## Goal
Pictures in the data below are not part of the copy; transcribe everything else exactly.

## Input data
--------

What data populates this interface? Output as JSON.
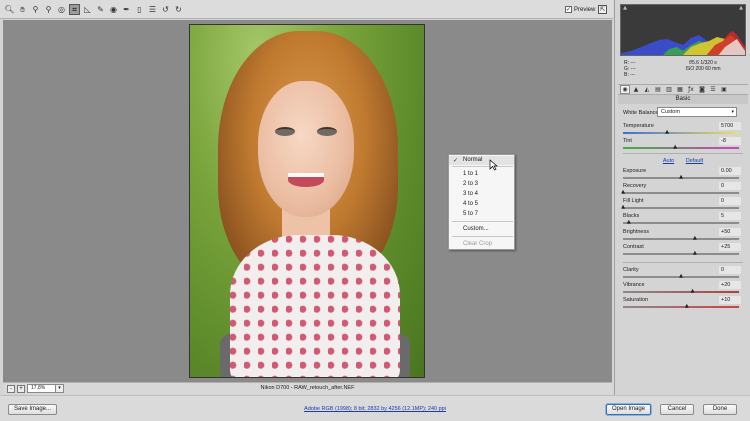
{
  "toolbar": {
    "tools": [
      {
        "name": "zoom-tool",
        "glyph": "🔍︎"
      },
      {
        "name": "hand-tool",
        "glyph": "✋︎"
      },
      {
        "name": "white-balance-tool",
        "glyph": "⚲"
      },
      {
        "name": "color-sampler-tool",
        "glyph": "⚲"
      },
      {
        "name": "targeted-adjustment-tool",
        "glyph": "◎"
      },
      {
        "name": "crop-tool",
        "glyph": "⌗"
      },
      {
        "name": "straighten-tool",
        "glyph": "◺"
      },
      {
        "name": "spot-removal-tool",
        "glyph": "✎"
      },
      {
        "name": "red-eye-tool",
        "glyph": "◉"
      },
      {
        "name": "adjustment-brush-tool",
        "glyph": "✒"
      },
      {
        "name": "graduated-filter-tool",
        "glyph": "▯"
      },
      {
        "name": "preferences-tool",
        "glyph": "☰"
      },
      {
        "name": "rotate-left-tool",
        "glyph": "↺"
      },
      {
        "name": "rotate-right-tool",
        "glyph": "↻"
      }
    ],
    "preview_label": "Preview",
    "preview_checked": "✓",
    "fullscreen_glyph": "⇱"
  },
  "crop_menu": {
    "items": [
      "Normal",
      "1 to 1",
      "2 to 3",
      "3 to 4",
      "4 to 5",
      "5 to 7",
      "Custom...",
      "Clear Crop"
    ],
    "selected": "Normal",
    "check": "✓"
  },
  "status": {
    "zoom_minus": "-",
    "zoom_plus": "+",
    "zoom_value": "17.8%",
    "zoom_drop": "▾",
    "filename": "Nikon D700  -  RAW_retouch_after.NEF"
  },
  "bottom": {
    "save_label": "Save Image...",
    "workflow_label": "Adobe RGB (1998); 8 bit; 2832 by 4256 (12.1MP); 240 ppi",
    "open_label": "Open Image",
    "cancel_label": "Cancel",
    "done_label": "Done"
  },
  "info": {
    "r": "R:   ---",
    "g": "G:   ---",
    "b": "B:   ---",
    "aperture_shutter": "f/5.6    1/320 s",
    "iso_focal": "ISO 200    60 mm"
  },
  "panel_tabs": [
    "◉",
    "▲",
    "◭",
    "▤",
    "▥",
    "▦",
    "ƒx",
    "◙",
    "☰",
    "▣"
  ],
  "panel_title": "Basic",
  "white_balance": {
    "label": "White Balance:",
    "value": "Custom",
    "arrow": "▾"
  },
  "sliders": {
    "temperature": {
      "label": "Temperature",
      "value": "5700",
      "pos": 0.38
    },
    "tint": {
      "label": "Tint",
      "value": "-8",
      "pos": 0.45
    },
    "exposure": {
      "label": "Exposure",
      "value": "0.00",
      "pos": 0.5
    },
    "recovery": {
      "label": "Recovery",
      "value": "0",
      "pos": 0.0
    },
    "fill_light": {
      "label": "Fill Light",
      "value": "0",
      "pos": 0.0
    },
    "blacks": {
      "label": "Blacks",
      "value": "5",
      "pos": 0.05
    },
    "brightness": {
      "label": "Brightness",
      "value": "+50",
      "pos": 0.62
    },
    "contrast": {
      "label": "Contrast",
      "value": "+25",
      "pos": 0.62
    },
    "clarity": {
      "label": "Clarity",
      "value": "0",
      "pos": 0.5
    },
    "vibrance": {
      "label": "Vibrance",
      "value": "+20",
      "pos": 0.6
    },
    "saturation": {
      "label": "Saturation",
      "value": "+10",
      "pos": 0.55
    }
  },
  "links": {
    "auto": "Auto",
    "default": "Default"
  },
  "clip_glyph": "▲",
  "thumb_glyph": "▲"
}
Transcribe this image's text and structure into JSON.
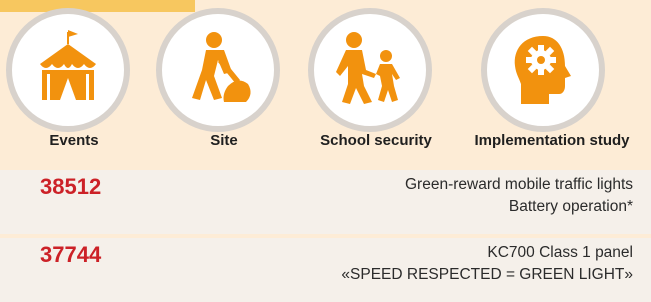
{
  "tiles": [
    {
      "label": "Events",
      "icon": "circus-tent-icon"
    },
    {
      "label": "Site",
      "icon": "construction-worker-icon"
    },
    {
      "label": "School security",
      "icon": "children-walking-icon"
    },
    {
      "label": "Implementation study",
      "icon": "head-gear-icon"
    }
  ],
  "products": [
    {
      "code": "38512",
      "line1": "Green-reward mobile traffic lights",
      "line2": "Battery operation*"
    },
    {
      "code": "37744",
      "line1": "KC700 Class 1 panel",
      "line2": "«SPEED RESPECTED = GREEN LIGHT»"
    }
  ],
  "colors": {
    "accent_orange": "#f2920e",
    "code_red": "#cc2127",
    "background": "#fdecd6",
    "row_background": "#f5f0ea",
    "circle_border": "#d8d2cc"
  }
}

--------

## Correct output
What data populates this interface? Output as JSON.
{
  "toolbar": {
    "tools": [
      {
        "name": "zoom-tool",
        "glyph": "🔍︎"
      },
      {
        "name": "hand-tool",
        "glyph": "✋︎"
      },
      {
        "name": "white-balance-tool",
        "glyph": "⚲"
      },
      {
        "name": "color-sampler-tool",
        "glyph": "⚲"
      },
      {
        "name": "targeted-adjustment-tool",
        "glyph": "◎"
      },
      {
        "name": "crop-tool",
        "glyph": "⌗"
      },
      {
        "name": "straighten-tool",
        "glyph": "◺"
      },
      {
        "name": "spot-removal-tool",
        "glyph": "✎"
      },
      {
        "name": "red-eye-tool",
        "glyph": "◉"
      },
      {
        "name": "adjustment-brush-tool",
        "glyph": "✒"
      },
      {
        "name": "graduated-filter-tool",
        "glyph": "▯"
      },
      {
        "name": "preferences-tool",
        "glyph": "☰"
      },
      {
        "name": "rotate-left-tool",
        "glyph": "↺"
      },
      {
        "name": "rotate-right-tool",
        "glyph": "↻"
      }
    ],
    "preview_label": "Preview",
    "preview_checked": "✓",
    "fullscreen_glyph": "⇱"
  },
  "crop_menu": {
    "items": [
      "Normal",
      "1 to 1",
      "2 to 3",
      "3 to 4",
      "4 to 5",
      "5 to 7",
      "Custom...",
      "Clear Crop"
    ],
    "selected": "Normal",
    "check": "✓"
  },
  "status": {
    "zoom_minus": "-",
    "zoom_plus": "+",
    "zoom_value": "17.8%",
    "zoom_drop": "▾",
    "filename": "Nikon D700  -  RAW_retouch_after.NEF"
  },
  "bottom": {
    "save_label": "Save Image...",
    "workflow_label": "Adobe RGB (1998); 8 bit; 2832 by 4256 (12.1MP); 240 ppi",
    "open_label": "Open Image",
    "cancel_label": "Cancel",
    "done_label": "Done"
  },
  "info": {
    "r": "R:   ---",
    "g": "G:   ---",
    "b": "B:   ---",
    "aperture_shutter": "f/5.6    1/320 s",
    "iso_focal": "ISO 200    60 mm"
  },
  "panel_tabs": [
    "◉",
    "▲",
    "◭",
    "▤",
    "▥",
    "▦",
    "ƒx",
    "◙",
    "☰",
    "▣"
  ],
  "panel_title": "Basic",
  "white_balance": {
    "label": "White Balance:",
    "value": "Custom",
    "arrow": "▾"
  },
  "sliders": {
    "temperature": {
      "label": "Temperature",
      "value": "5700",
      "pos": 0.38
    },
    "tint": {
      "label": "Tint",
      "value": "-8",
      "pos": 0.45
    },
    "exposure": {
      "label": "Exposure",
      "value": "0.00",
      "pos": 0.5
    },
    "recovery": {
      "label": "Recovery",
      "value": "0",
      "pos": 0.0
    },
    "fill_light": {
      "label": "Fill Light",
      "value": "0",
      "pos": 0.0
    },
    "blacks": {
      "label": "Blacks",
      "value": "5",
      "pos": 0.05
    },
    "brightness": {
      "label": "Brightness",
      "value": "+50",
      "pos": 0.62
    },
    "contrast": {
      "label": "Contrast",
      "value": "+25",
      "pos": 0.62
    },
    "clarity": {
      "label": "Clarity",
      "value": "0",
      "pos": 0.5
    },
    "vibrance": {
      "label": "Vibrance",
      "value": "+20",
      "pos": 0.6
    },
    "saturation": {
      "label": "Saturation",
      "value": "+10",
      "pos": 0.55
    }
  },
  "links": {
    "auto": "Auto",
    "default": "Default"
  },
  "clip_glyph": "▲",
  "thumb_glyph": "▲"
}
Transcribe this image's text and structure into JSON.
{
  "tiles": [
    {
      "label": "Events",
      "icon": "circus-tent-icon"
    },
    {
      "label": "Site",
      "icon": "construction-worker-icon"
    },
    {
      "label": "School security",
      "icon": "children-walking-icon"
    },
    {
      "label": "Implementation study",
      "icon": "head-gear-icon"
    }
  ],
  "products": [
    {
      "code": "38512",
      "line1": "Green-reward mobile traffic lights",
      "line2": "Battery operation*"
    },
    {
      "code": "37744",
      "line1": "KC700 Class 1 panel",
      "line2": "«SPEED RESPECTED = GREEN LIGHT»"
    }
  ],
  "colors": {
    "accent_orange": "#f2920e",
    "code_red": "#cc2127",
    "background": "#fdecd6",
    "row_background": "#f5f0ea",
    "circle_border": "#d8d2cc"
  }
}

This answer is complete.